#### Objective 1:
Rewrite the paragraph of the ginger beer recipe that begins "This is one of those old generational recipes" in shorter form, keeping its main facts.
---------- Supplied passage
# Easy non-alcoholic Ginger Beer (no bug required)



## Shayne Edwards (Jun 9, 2018)

This is one of those old generational recipes, my mum used to make it, as did her mum etc. and here I am 40 odd years past my childhood occasionally making it as well. When I was a wee tacker, soft drinks (soda pop?) was an absolute treat that we would have delivered in wooden crates at Christmas time each year. So when we could convince our mother to make a batch of ginger beer during the year, us kids were in 7th heaven. Even though we knew that the glass bottles were as dangerous as a hand grenade with the pin pulled we loved every bottle that didn't blow up under the sink.

Recipe
In to a large boiling pan place the following;
10 litres of water
5 cups of raw sugar 
8 tablespoons of ground ginger powder (20ml measure not US 15ml)
2 tspns tartaric acid (5ml measure)
Juice of 4-5 lemons
Bring this to the boil, stirring occasionally. Remove from heat and cover with lid/ clean towel. 

Because I'm not so brave anymore, I clean and sterilise plastic softdrink bottles to hold the ginger beer.
--------------------
#### Objective 2:
Retype the entries from the first one through the entry containing "menu-item-edit-original-booth[interactable]: Edit original", including both.
---------- Raw data
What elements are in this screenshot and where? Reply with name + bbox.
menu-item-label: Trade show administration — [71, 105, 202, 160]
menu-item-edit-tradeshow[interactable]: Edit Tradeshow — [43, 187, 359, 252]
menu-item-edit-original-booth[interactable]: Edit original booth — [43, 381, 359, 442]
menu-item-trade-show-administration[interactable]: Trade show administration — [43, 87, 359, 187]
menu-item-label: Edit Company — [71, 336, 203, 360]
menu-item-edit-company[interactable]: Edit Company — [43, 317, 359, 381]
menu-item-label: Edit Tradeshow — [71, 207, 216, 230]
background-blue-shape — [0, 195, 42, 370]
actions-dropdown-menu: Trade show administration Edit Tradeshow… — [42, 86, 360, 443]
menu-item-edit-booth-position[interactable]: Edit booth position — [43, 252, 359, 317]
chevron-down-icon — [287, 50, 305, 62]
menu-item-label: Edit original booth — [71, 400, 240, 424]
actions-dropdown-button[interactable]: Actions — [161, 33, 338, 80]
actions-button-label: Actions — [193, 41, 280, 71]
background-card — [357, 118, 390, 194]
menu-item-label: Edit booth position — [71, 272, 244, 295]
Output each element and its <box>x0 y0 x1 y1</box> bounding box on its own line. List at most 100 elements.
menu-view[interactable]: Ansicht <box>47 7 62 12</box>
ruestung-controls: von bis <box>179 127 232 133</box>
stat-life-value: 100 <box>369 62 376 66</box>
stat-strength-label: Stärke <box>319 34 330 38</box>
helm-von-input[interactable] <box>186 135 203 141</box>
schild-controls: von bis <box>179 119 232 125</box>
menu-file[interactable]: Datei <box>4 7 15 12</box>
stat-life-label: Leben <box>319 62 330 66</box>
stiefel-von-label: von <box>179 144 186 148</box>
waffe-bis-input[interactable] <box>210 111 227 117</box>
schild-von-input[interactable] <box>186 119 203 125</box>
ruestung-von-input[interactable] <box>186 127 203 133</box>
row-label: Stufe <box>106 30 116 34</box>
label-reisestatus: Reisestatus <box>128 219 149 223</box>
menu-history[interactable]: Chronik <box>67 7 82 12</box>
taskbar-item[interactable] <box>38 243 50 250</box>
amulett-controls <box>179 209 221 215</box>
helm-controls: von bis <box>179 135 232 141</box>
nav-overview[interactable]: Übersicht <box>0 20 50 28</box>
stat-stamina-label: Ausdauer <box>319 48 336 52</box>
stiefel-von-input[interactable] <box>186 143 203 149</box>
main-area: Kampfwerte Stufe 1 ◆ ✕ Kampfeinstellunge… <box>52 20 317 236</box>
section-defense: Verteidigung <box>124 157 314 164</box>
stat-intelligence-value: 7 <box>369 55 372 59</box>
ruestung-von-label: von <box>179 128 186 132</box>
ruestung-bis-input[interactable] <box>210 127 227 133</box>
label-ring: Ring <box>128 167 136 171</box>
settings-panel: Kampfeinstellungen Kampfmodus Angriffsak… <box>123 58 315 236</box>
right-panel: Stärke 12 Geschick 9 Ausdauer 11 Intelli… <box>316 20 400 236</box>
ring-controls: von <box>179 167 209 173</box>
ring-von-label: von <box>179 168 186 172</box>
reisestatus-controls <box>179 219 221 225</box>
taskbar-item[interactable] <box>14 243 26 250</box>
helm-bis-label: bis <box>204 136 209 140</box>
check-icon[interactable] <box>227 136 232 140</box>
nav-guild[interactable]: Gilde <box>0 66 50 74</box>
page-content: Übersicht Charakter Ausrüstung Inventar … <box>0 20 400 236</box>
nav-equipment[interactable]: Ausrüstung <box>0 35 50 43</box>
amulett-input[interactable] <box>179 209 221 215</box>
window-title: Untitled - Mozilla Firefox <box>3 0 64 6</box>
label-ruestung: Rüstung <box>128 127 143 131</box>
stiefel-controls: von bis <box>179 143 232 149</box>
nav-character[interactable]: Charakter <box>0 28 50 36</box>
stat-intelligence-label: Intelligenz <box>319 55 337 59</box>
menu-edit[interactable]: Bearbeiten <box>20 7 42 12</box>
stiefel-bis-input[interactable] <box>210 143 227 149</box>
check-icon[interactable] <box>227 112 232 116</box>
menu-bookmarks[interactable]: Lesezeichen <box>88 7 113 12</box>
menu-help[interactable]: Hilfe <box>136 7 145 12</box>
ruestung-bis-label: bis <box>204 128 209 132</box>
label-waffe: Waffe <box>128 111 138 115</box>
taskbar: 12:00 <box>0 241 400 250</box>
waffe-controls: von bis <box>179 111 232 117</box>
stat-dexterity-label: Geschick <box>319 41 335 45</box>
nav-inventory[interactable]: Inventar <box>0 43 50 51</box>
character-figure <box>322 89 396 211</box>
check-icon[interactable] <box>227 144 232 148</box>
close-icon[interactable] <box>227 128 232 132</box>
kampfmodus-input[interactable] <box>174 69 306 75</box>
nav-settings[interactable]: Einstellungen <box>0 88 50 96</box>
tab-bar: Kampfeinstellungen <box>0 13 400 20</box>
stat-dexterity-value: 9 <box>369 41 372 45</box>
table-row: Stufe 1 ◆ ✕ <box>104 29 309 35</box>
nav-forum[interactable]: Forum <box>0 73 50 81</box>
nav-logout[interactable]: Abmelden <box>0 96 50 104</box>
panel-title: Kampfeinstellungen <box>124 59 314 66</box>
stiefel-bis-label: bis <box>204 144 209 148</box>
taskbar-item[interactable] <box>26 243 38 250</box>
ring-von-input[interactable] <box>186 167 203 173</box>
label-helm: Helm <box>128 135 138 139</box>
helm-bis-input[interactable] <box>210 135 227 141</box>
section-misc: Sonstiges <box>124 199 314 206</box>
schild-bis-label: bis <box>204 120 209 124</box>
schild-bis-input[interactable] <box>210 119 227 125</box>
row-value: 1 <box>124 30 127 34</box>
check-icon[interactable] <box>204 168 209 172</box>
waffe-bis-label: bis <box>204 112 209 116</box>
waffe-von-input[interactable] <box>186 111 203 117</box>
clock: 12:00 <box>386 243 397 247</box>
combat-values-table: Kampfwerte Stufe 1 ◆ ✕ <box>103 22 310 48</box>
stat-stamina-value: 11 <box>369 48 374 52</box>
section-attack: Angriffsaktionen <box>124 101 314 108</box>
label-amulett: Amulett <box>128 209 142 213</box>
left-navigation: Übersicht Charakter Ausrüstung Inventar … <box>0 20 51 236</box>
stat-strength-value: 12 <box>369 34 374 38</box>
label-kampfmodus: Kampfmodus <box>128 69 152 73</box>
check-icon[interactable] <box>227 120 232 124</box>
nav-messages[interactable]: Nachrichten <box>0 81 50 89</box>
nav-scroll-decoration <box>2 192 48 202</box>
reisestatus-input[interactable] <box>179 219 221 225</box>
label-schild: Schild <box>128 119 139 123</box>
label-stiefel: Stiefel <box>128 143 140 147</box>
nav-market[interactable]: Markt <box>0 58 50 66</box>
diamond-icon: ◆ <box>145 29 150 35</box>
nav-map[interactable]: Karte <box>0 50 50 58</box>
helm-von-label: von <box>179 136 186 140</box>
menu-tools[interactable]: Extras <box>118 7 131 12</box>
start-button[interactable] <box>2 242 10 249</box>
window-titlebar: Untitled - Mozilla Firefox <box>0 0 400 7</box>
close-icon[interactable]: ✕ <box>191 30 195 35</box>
--------------------
#### Correct answer 1:
This ginger beer recipe has passed down through the family: the writer's mum made it, and so did her mum. Now, some 40 years after childhood, the writer still makes it now and then. Back then, soft drinks were a rare treat that arrived in wooden crates each Christmas, so the kids were overjoyed whenever their mother made a batch during the year. They knew the glass bottles were as dangerous as a hand grenade with the pin pulled. Still, they loved every bottle that didn't blow up under the sink.

#### Correct answer 2:
What elements are in this screenshot and where? Reply with name + bbox.
menu-item-label: Trade show administration — [71, 105, 202, 160]
menu-item-edit-tradeshow[interactable]: Edit Tradeshow — [43, 187, 359, 252]
menu-item-edit-original-booth[interactable]: Edit original booth — [43, 381, 359, 442]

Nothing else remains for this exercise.